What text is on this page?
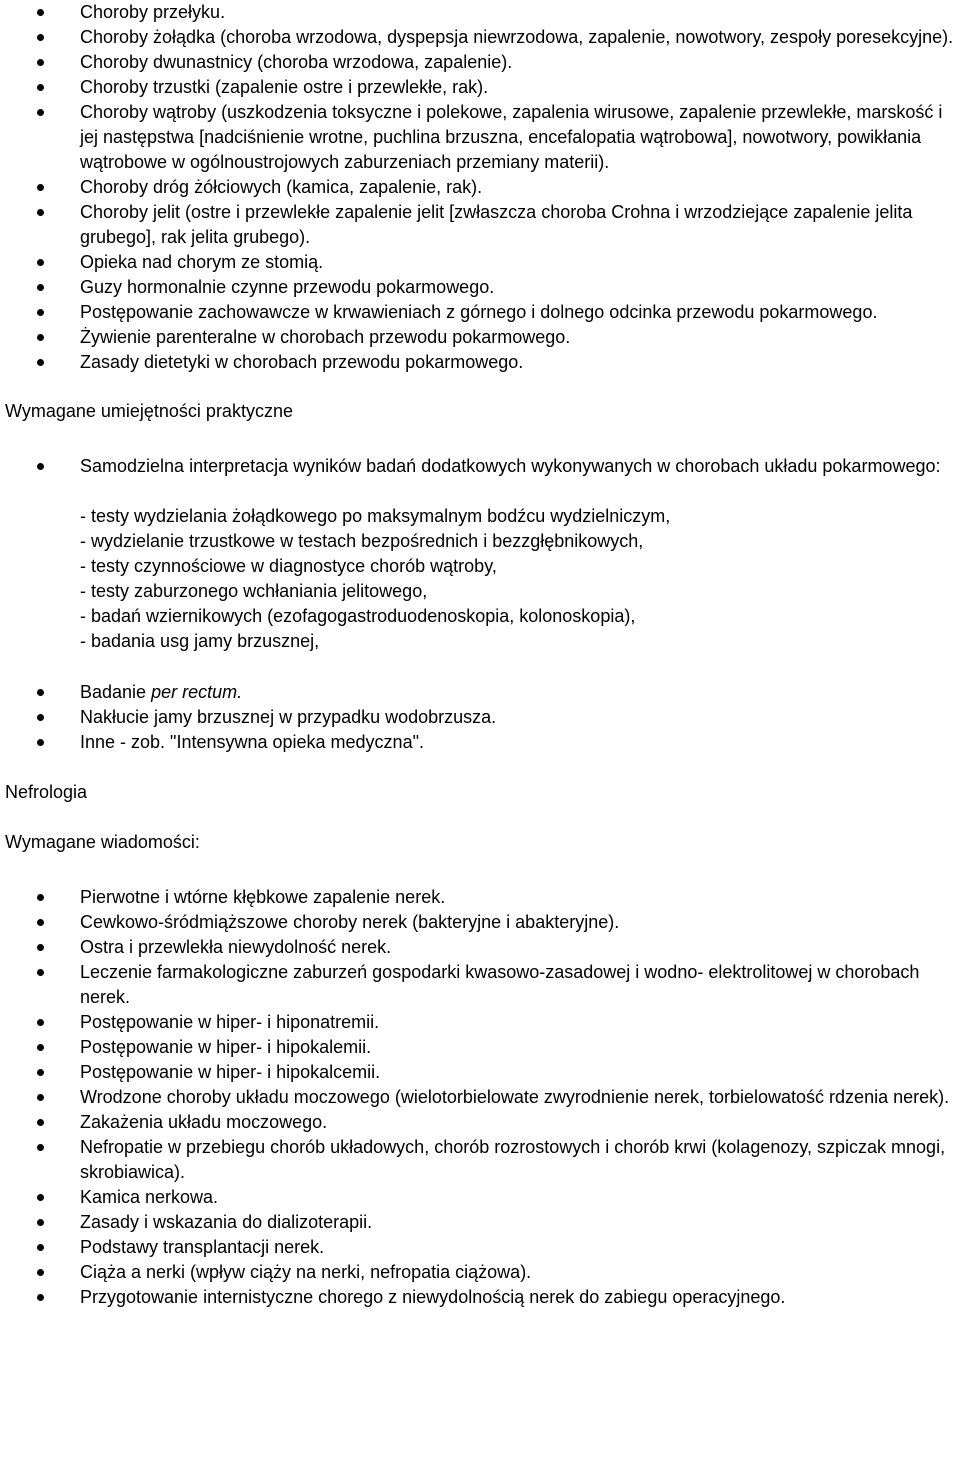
Choroby przełyku.
Choroby żołądka (choroba wrzodowa, dyspepsja niewrzodowa, zapalenie, nowotwory, zespoły poresekcyjne).
Choroby dwunastnicy (choroba wrzodowa, zapalenie).
Choroby trzustki (zapalenie ostre i przewlekłe, rak).
Choroby wątroby (uszkodzenia toksyczne i polekowe, zapalenia wirusowe, zapalenie przewlekłe, marskość i jej następstwa [nadciśnienie wrotne, puchlina brzuszna, encefalopatia wątrobowa], nowotwory, powikłania wątrobowe w ogólnoustrojowych zaburzeniach przemiany materii).
Choroby dróg żółciowych (kamica, zapalenie, rak).
Choroby jelit (ostre i przewlekłe zapalenie jelit [zwłaszcza choroba Crohna i wrzodziejące zapalenie jelita grubego], rak jelita grubego).
Opieka nad chorym ze stomią.
Guzy hormonalnie czynne przewodu pokarmowego.
Postępowanie zachowawcze w krwawieniach z górnego i dolnego odcinka przewodu pokarmowego.
Żywienie parenteralne w chorobach przewodu pokarmowego.
Zasady dietetyki w chorobach przewodu pokarmowego.
Wymagane umiejętności praktyczne
Samodzielna interpretacja wyników badań dodatkowych wykonywanych w chorobach układu pokarmowego:
- testy wydzielania żołądkowego po maksymalnym bodźcu wydzielniczym,
- wydzielanie trzustkowe w testach bezpośrednich i bezzgłębnikowych,
- testy czynnościowe w diagnostyce chorób wątroby,
- testy zaburzonego wchłaniania jelitowego,
- badań wziernikowych (ezofagogastroduodenoskopia, kolonoskopia),
- badania usg jamy brzusznej,
Badanie per rectum.
Nakłucie jamy brzusznej w przypadku wodobrzusza.
Inne - zob. "Intensywna opieka medyczna".
Nefrologia
Wymagane wiadomości:
Pierwotne i wtórne kłębkowe zapalenie nerek.
Cewkowo-śródmiąższowe choroby nerek (bakteryjne i abakteryjne).
Ostra i przewlekła niewydolność nerek.
Leczenie farmakologiczne zaburzeń gospodarki kwasowo-zasadowej i wodno- elektrolitowej w chorobach nerek.
Postępowanie w hiper- i hiponatremii.
Postępowanie w hiper- i hipokalemii.
Postępowanie w hiper- i hipokalcemii.
Wrodzone choroby układu moczowego (wielotorbielowate zwyrodnienie nerek, torbielowatość rdzenia nerek).
Zakażenia układu moczowego.
Nefropatie w przebiegu chorób układowych, chorób rozrostowych i chorób krwi (kolagenozy, szpiczak mnogi, skrobiawica).
Kamica nerkowa.
Zasady i wskazania do dializoterapii.
Podstawy transplantacji nerek.
Ciąża a nerki (wpływ ciąży na nerki, nefropatia ciążowa).
Przygotowanie internistyczne chorego z niewydolnością nerek do zabiegu operacyjnego.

Exercise
Identify each line holding the string "nowotwory", and copy it out.

Complete response
Choroby żołądka (choroba wrzodowa, dyspepsja niewrzodowa, zapalenie, nowotwory, zespoły poresekcyjne).
Choroby wątroby (uszkodzenia toksyczne i polekowe, zapalenia wirusowe, zapalenie przewlekłe, marskość i jej następstwa [nadciśnienie wrotne, puchlina brzuszna, encefalopatia wątrobowa], nowotwory, powikłania wątrobowe w ogólnoustrojowych zaburzeniach przemiany materii).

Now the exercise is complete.